GOAL:
Give back the full listing, character for character, with no pictures.

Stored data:
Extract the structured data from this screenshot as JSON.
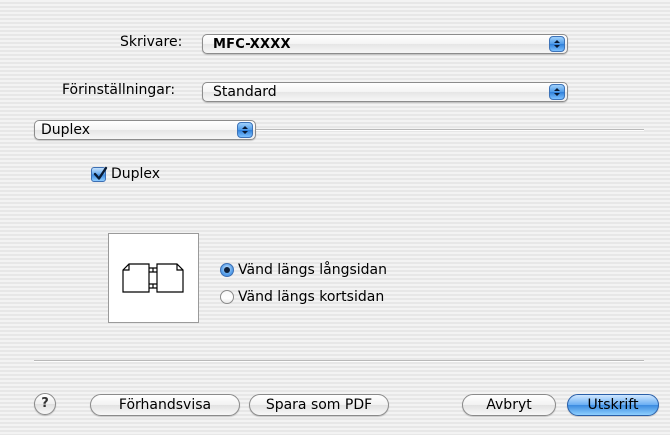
{
  "printer": {
    "label": "Skrivare:",
    "value": "MFC-XXXX"
  },
  "presets": {
    "label": "Förinställningar:",
    "value": "Standard"
  },
  "panel": {
    "value": "Duplex"
  },
  "duplex": {
    "label": "Duplex",
    "checked": true
  },
  "binding": {
    "options": [
      "Vänd längs långsidan",
      "Vänd längs kortsidan"
    ],
    "selected": 0
  },
  "buttons": {
    "help": "?",
    "preview": "Förhandsvisa",
    "save_pdf": "Spara som PDF",
    "cancel": "Avbryt",
    "print": "Utskrift"
  },
  "colors": {
    "accent": "#3b8be0",
    "window": "#ececec"
  },
  "icons": {
    "arrows": "popup-arrows-icon",
    "check": "checkmark-icon",
    "preview": "duplex-long-edge-icon"
  }
}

THE RESULT:
Extract the structured data from this screenshot as JSON.
{
  "printer": {
    "label": "Skrivare:",
    "value": "MFC-XXXX"
  },
  "presets": {
    "label": "Förinställningar:",
    "value": "Standard"
  },
  "panel": {
    "value": "Duplex"
  },
  "duplex": {
    "label": "Duplex",
    "checked": true
  },
  "binding": {
    "options": [
      "Vänd längs långsidan",
      "Vänd längs kortsidan"
    ],
    "selected": 0
  },
  "buttons": {
    "help": "?",
    "preview": "Förhandsvisa",
    "save_pdf": "Spara som PDF",
    "cancel": "Avbryt",
    "print": "Utskrift"
  },
  "colors": {
    "accent": "#3b8be0",
    "window": "#ececec"
  },
  "icons": {
    "arrows": "popup-arrows-icon",
    "check": "checkmark-icon",
    "preview": "duplex-long-edge-icon"
  }
}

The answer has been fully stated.